Data tied to figure images

▬▬▬

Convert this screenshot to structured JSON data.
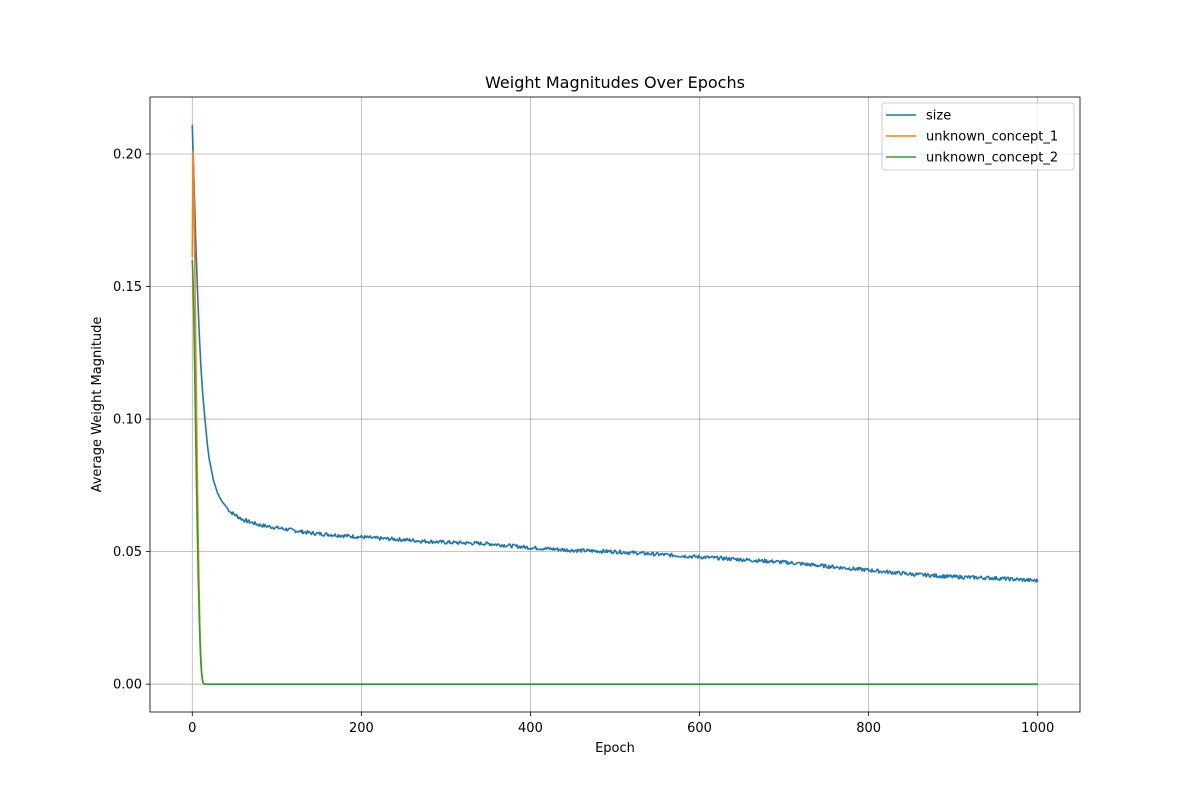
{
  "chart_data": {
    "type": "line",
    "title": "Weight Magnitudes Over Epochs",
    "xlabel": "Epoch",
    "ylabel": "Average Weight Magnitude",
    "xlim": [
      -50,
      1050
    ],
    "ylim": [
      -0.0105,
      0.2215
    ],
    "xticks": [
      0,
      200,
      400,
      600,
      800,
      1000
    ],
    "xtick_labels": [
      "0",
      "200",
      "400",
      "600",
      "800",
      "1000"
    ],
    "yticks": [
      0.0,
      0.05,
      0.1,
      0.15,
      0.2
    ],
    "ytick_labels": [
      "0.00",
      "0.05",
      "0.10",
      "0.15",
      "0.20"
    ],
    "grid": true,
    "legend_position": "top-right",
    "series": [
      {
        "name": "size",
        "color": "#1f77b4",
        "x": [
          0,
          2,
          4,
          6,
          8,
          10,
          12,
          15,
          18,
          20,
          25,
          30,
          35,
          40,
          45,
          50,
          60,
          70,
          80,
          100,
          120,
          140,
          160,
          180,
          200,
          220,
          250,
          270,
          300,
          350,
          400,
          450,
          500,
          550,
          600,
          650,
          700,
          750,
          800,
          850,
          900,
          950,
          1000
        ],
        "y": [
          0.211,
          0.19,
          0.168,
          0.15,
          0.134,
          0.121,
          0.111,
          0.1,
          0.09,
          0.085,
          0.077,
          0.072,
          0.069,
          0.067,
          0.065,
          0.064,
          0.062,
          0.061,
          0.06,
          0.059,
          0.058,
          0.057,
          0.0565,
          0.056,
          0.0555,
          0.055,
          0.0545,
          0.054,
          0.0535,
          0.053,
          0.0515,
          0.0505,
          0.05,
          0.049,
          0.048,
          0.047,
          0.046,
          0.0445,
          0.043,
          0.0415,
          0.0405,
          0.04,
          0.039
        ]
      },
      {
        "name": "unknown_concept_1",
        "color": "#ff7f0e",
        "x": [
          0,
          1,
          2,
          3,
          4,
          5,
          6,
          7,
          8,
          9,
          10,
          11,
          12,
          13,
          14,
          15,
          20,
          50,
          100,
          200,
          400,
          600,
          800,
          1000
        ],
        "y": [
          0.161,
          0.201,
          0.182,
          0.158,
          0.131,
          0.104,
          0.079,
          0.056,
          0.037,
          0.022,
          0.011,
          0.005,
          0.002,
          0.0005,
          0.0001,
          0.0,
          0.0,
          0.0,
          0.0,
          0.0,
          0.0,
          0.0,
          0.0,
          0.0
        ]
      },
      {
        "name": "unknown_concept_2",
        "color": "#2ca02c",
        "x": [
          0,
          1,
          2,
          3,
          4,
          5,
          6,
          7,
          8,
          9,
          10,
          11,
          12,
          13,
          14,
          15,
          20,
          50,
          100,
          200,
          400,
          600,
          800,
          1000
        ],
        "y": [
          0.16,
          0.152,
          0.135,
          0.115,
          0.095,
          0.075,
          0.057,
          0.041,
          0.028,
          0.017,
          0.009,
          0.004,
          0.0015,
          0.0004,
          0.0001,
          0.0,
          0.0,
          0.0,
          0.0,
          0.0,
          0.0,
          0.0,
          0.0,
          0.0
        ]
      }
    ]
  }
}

▬▬▬

Exercise requirements | Without including any pictures, reproduce the listing exactly.

Result of this exercise |
Convert this screenshot to structured JSON data.
{
  "chart_data": {
    "type": "line",
    "title": "Weight Magnitudes Over Epochs",
    "xlabel": "Epoch",
    "ylabel": "Average Weight Magnitude",
    "xlim": [
      -50,
      1050
    ],
    "ylim": [
      -0.0105,
      0.2215
    ],
    "xticks": [
      0,
      200,
      400,
      600,
      800,
      1000
    ],
    "xtick_labels": [
      "0",
      "200",
      "400",
      "600",
      "800",
      "1000"
    ],
    "yticks": [
      0.0,
      0.05,
      0.1,
      0.15,
      0.2
    ],
    "ytick_labels": [
      "0.00",
      "0.05",
      "0.10",
      "0.15",
      "0.20"
    ],
    "grid": true,
    "legend_position": "top-right",
    "series": [
      {
        "name": "size",
        "color": "#1f77b4",
        "x": [
          0,
          2,
          4,
          6,
          8,
          10,
          12,
          15,
          18,
          20,
          25,
          30,
          35,
          40,
          45,
          50,
          60,
          70,
          80,
          100,
          120,
          140,
          160,
          180,
          200,
          220,
          250,
          270,
          300,
          350,
          400,
          450,
          500,
          550,
          600,
          650,
          700,
          750,
          800,
          850,
          900,
          950,
          1000
        ],
        "y": [
          0.211,
          0.19,
          0.168,
          0.15,
          0.134,
          0.121,
          0.111,
          0.1,
          0.09,
          0.085,
          0.077,
          0.072,
          0.069,
          0.067,
          0.065,
          0.064,
          0.062,
          0.061,
          0.06,
          0.059,
          0.058,
          0.057,
          0.0565,
          0.056,
          0.0555,
          0.055,
          0.0545,
          0.054,
          0.0535,
          0.053,
          0.0515,
          0.0505,
          0.05,
          0.049,
          0.048,
          0.047,
          0.046,
          0.0445,
          0.043,
          0.0415,
          0.0405,
          0.04,
          0.039
        ]
      },
      {
        "name": "unknown_concept_1",
        "color": "#ff7f0e",
        "x": [
          0,
          1,
          2,
          3,
          4,
          5,
          6,
          7,
          8,
          9,
          10,
          11,
          12,
          13,
          14,
          15,
          20,
          50,
          100,
          200,
          400,
          600,
          800,
          1000
        ],
        "y": [
          0.161,
          0.201,
          0.182,
          0.158,
          0.131,
          0.104,
          0.079,
          0.056,
          0.037,
          0.022,
          0.011,
          0.005,
          0.002,
          0.0005,
          0.0001,
          0.0,
          0.0,
          0.0,
          0.0,
          0.0,
          0.0,
          0.0,
          0.0,
          0.0
        ]
      },
      {
        "name": "unknown_concept_2",
        "color": "#2ca02c",
        "x": [
          0,
          1,
          2,
          3,
          4,
          5,
          6,
          7,
          8,
          9,
          10,
          11,
          12,
          13,
          14,
          15,
          20,
          50,
          100,
          200,
          400,
          600,
          800,
          1000
        ],
        "y": [
          0.16,
          0.152,
          0.135,
          0.115,
          0.095,
          0.075,
          0.057,
          0.041,
          0.028,
          0.017,
          0.009,
          0.004,
          0.0015,
          0.0004,
          0.0001,
          0.0,
          0.0,
          0.0,
          0.0,
          0.0,
          0.0,
          0.0,
          0.0,
          0.0
        ]
      }
    ]
  }
}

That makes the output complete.